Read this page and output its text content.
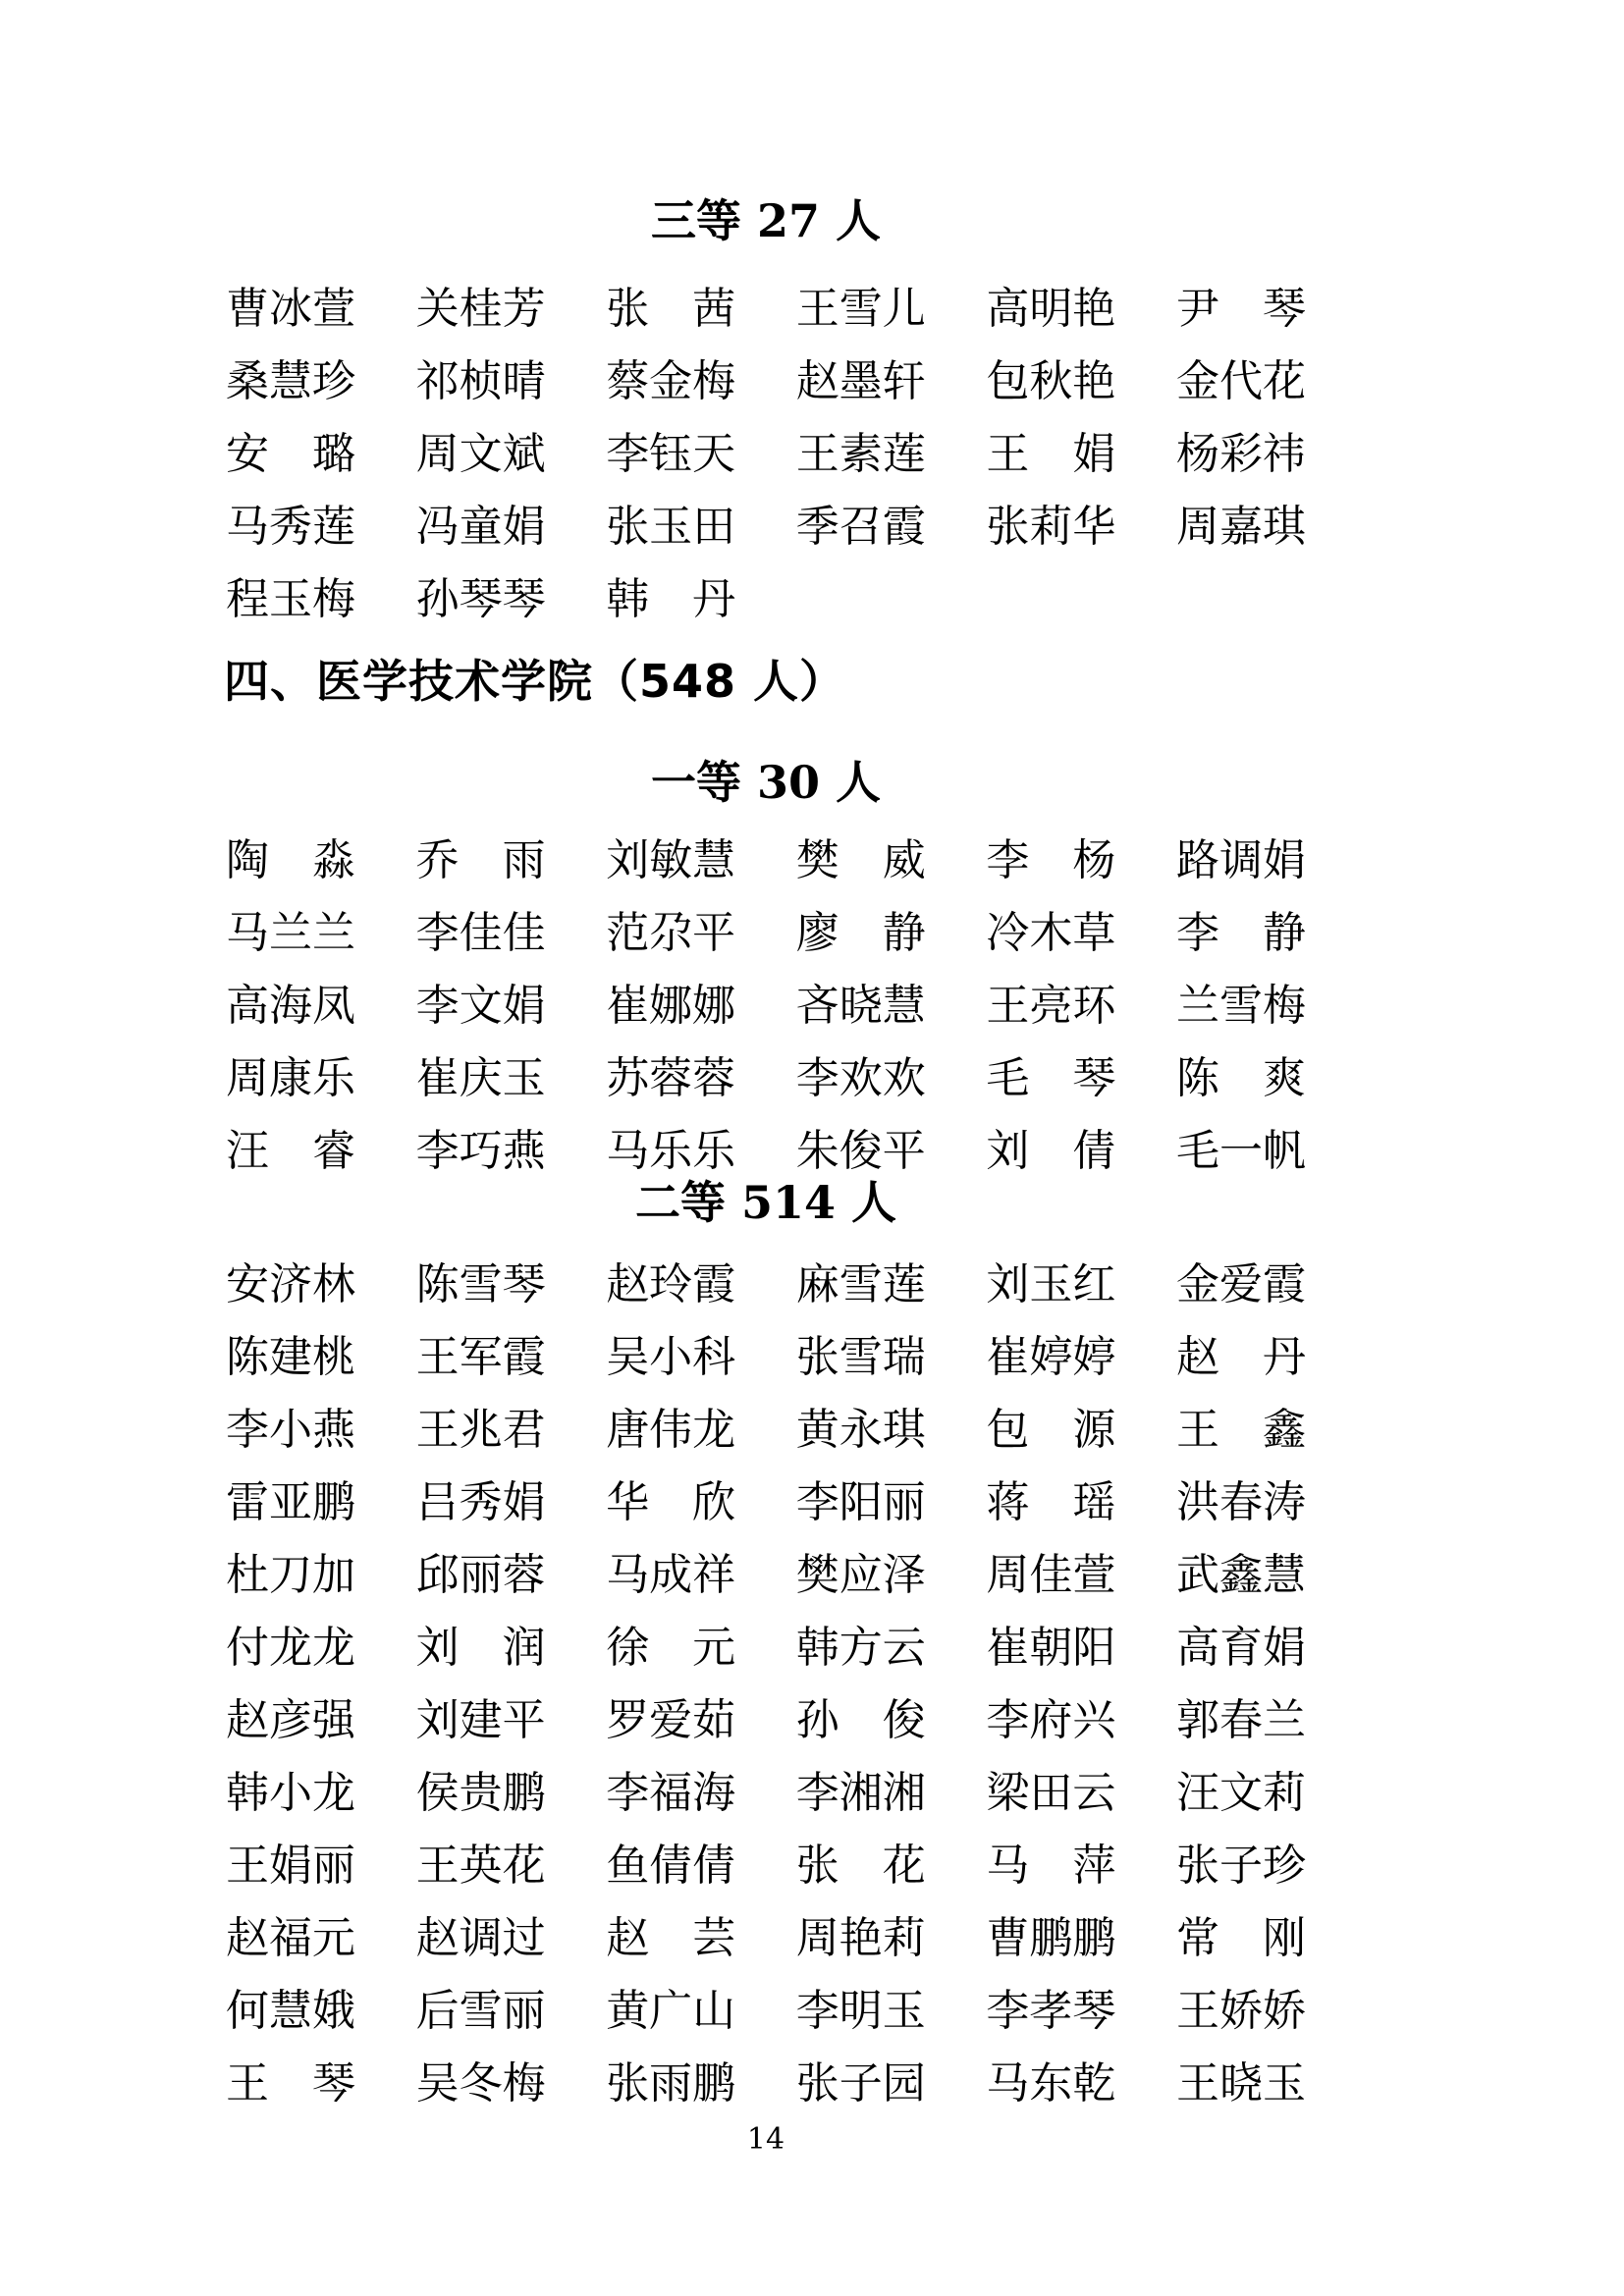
三等 27 人
曹冰萱 关桂芳 张　茜 王雪儿 高明艳 尹　琴
桑慧珍 祁桢晴 蔡金梅 赵墨轩 包秋艳 金代花
安　璐 周文斌 李钰天 王素莲 王　娟 杨彩祎
马秀莲 冯童娟 张玉田 季召霞 张莉华 周嘉琪
程玉梅 孙琴琴 韩　丹
四、医学技术学院（548 人）
一等 30 人
陶　淼 乔　雨 刘敏慧 樊　威 李　杨 路调娟
马兰兰 李佳佳 范尕平 廖　静 冷木草 李　静
高海凤 李文娟 崔娜娜 吝晓慧 王亮环 兰雪梅
周康乐 崔庆玉 苏蓉蓉 李欢欢 毛　琴 陈　爽
汪　睿 李巧燕 马乐乐 朱俊平 刘　倩 毛一帆
二等 514 人
安济林 陈雪琴 赵玲霞 麻雪莲 刘玉红 金爱霞
陈建桃 王军霞 吴小科 张雪瑞 崔婷婷 赵　丹
李小燕 王兆君 唐伟龙 黄永琪 包　源 王　鑫
雷亚鹏 吕秀娟 华　欣 李阳丽 蒋　瑶 洪春涛
杜刀加 邱丽蓉 马成祥 樊应泽 周佳萱 武鑫慧
付龙龙 刘　润 徐　元 韩方云 崔朝阳 高育娟
赵彦强 刘建平 罗爱茹 孙　俊 李府兴 郭春兰
韩小龙 侯贵鹏 李福海 李湘湘 梁田云 汪文莉
王娟丽 王英花 鱼倩倩 张　花 马　萍 张子珍
赵福元 赵调过 赵　芸 周艳莉 曹鹏鹏 常　刚
何慧娥 后雪丽 黄广山 李明玉 李孝琴 王娇娇
王　琴 吴冬梅 张雨鹏 张子园 马东乾 王晓玉
14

_ _ _ _ _

**EXERCISE**
Using the data above, print every line exactly, omitting pictures.

**REPLY TO THE TASK**
Read this page and output its text content.
三等 27 人
曹冰萱 关桂芳 张　茜 王雪儿 高明艳 尹　琴
桑慧珍 祁桢晴 蔡金梅 赵墨轩 包秋艳 金代花
安　璐 周文斌 李钰天 王素莲 王　娟 杨彩祎
马秀莲 冯童娟 张玉田 季召霞 张莉华 周嘉琪
程玉梅 孙琴琴 韩　丹
四、医学技术学院（548 人）
一等 30 人
陶　淼 乔　雨 刘敏慧 樊　威 李　杨 路调娟
马兰兰 李佳佳 范尕平 廖　静 冷木草 李　静
高海凤 李文娟 崔娜娜 吝晓慧 王亮环 兰雪梅
周康乐 崔庆玉 苏蓉蓉 李欢欢 毛　琴 陈　爽
汪　睿 李巧燕 马乐乐 朱俊平 刘　倩 毛一帆
二等 514 人
安济林 陈雪琴 赵玲霞 麻雪莲 刘玉红 金爱霞
陈建桃 王军霞 吴小科 张雪瑞 崔婷婷 赵　丹
李小燕 王兆君 唐伟龙 黄永琪 包　源 王　鑫
雷亚鹏 吕秀娟 华　欣 李阳丽 蒋　瑶 洪春涛
杜刀加 邱丽蓉 马成祥 樊应泽 周佳萱 武鑫慧
付龙龙 刘　润 徐　元 韩方云 崔朝阳 高育娟
赵彦强 刘建平 罗爱茹 孙　俊 李府兴 郭春兰
韩小龙 侯贵鹏 李福海 李湘湘 梁田云 汪文莉
王娟丽 王英花 鱼倩倩 张　花 马　萍 张子珍
赵福元 赵调过 赵　芸 周艳莉 曹鹏鹏 常　刚
何慧娥 后雪丽 黄广山 李明玉 李孝琴 王娇娇
王　琴 吴冬梅 张雨鹏 张子园 马东乾 王晓玉
14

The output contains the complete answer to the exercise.